Problem statement.
Reproduce every line of the material below, but drop the pictures.

Raw records.
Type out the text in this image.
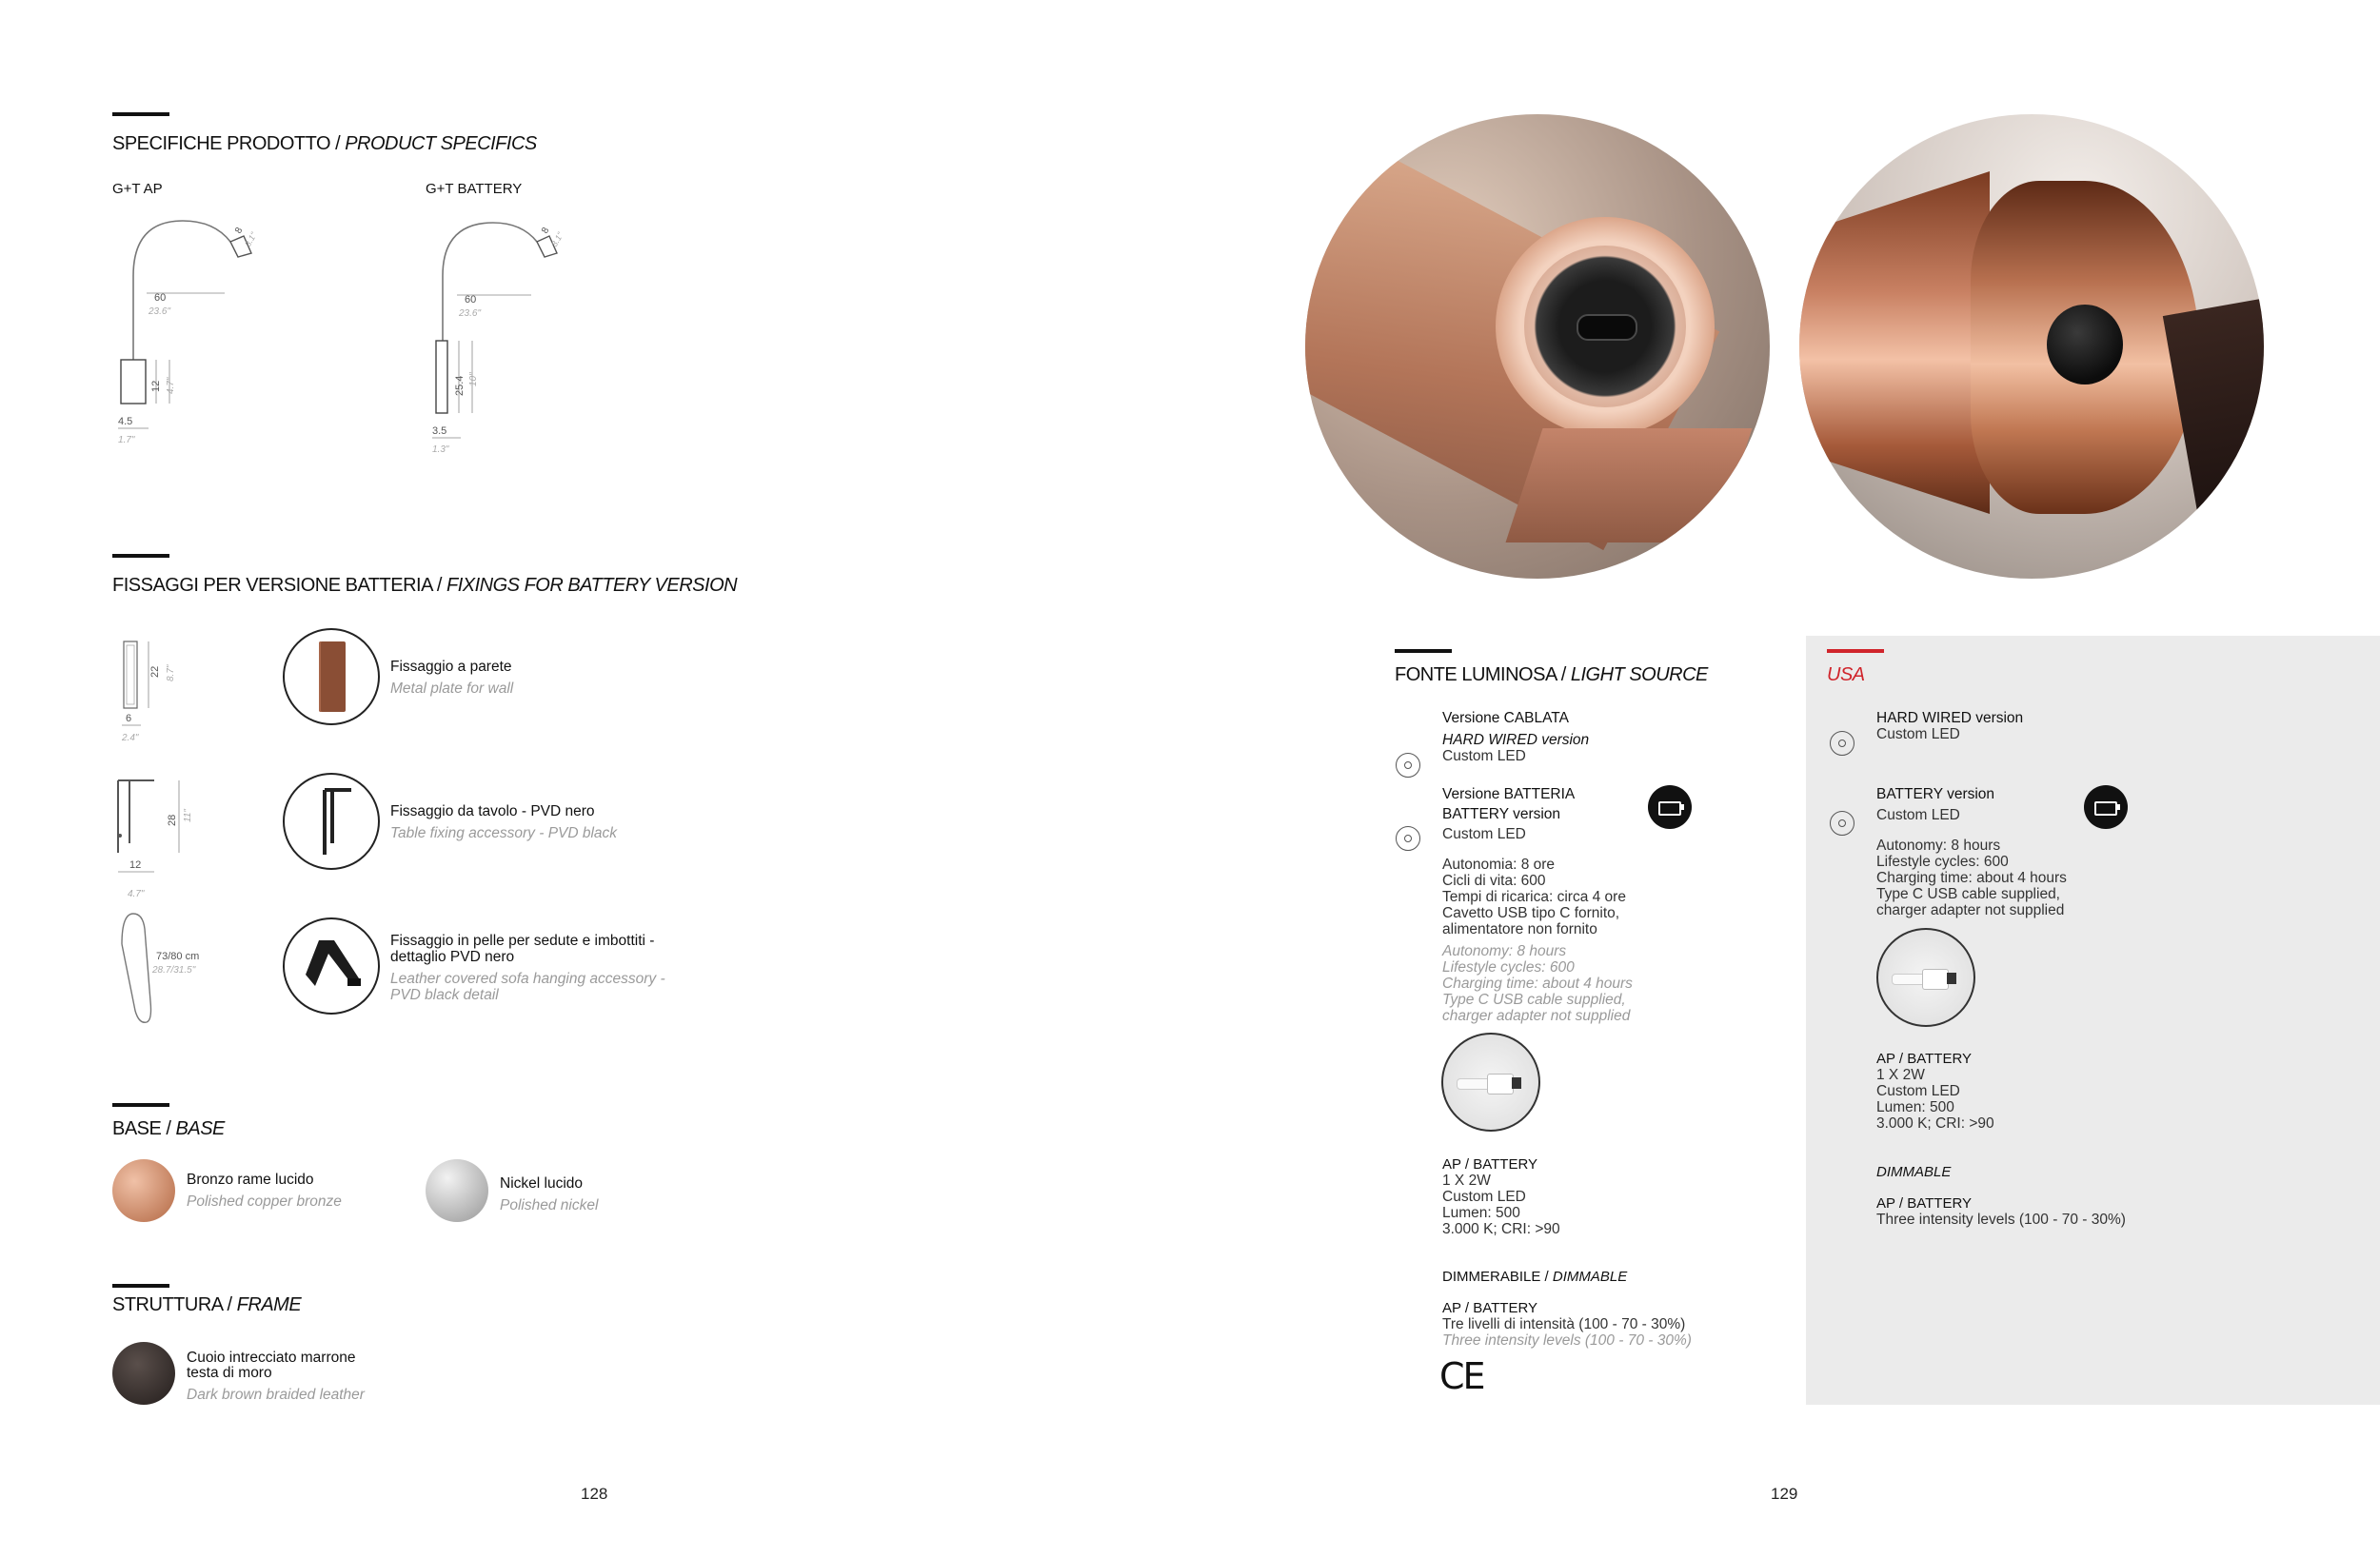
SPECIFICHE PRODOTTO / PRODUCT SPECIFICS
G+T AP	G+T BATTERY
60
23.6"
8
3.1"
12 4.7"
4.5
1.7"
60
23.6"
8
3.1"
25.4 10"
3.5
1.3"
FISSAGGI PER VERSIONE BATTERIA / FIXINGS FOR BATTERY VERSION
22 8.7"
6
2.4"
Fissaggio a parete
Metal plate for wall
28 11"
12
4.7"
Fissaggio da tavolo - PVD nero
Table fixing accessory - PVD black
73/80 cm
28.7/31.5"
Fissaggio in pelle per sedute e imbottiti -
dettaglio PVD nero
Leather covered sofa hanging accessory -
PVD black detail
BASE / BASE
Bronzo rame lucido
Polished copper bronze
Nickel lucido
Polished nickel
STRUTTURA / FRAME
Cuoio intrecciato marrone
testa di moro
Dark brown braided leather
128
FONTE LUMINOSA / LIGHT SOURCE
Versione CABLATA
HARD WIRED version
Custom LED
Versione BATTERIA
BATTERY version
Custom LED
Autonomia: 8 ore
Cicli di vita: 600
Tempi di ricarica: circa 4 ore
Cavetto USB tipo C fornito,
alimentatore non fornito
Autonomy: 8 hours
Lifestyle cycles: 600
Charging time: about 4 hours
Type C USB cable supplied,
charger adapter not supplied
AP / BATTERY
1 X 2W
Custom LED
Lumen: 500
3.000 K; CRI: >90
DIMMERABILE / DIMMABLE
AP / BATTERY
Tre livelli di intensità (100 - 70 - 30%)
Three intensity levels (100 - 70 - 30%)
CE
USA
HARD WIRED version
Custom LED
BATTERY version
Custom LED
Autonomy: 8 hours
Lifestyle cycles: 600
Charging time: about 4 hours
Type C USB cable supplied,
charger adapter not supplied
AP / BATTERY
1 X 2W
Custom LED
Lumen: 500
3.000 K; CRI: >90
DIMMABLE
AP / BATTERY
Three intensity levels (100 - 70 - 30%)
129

Task response.
Type out the text in this image.
SPECIFICHE PRODOTTO / PRODUCT SPECIFICS
G+T AP	G+T BATTERY
60
23.6"
8
3.1"
12 4.7"
4.5
1.7"
60
23.6"
8
3.1"
25.4 10"
3.5
1.3"
FISSAGGI PER VERSIONE BATTERIA / FIXINGS FOR BATTERY VERSION
22 8.7"
6
2.4"
Fissaggio a parete
Metal plate for wall
28 11"
12
4.7"
Fissaggio da tavolo - PVD nero
Table fixing accessory - PVD black
73/80 cm
28.7/31.5"
Fissaggio in pelle per sedute e imbottiti -
dettaglio PVD nero
Leather covered sofa hanging accessory -
PVD black detail
BASE / BASE
Bronzo rame lucido
Polished copper bronze
Nickel lucido
Polished nickel
STRUTTURA / FRAME
Cuoio intrecciato marrone
testa di moro
Dark brown braided leather
128
FONTE LUMINOSA / LIGHT SOURCE
Versione CABLATA
HARD WIRED version
Custom LED
Versione BATTERIA
BATTERY version
Custom LED
Autonomia: 8 ore
Cicli di vita: 600
Tempi di ricarica: circa 4 ore
Cavetto USB tipo C fornito,
alimentatore non fornito
Autonomy: 8 hours
Lifestyle cycles: 600
Charging time: about 4 hours
Type C USB cable supplied,
charger adapter not supplied
AP / BATTERY
1 X 2W
Custom LED
Lumen: 500
3.000 K; CRI: >90
DIMMERABILE / DIMMABLE
AP / BATTERY
Tre livelli di intensità (100 - 70 - 30%)
Three intensity levels (100 - 70 - 30%)
CE
USA
HARD WIRED version
Custom LED
BATTERY version
Custom LED
Autonomy: 8 hours
Lifestyle cycles: 600
Charging time: about 4 hours
Type C USB cable supplied,
charger adapter not supplied
AP / BATTERY
1 X 2W
Custom LED
Lumen: 500
3.000 K; CRI: >90
DIMMABLE
AP / BATTERY
Three intensity levels (100 - 70 - 30%)
129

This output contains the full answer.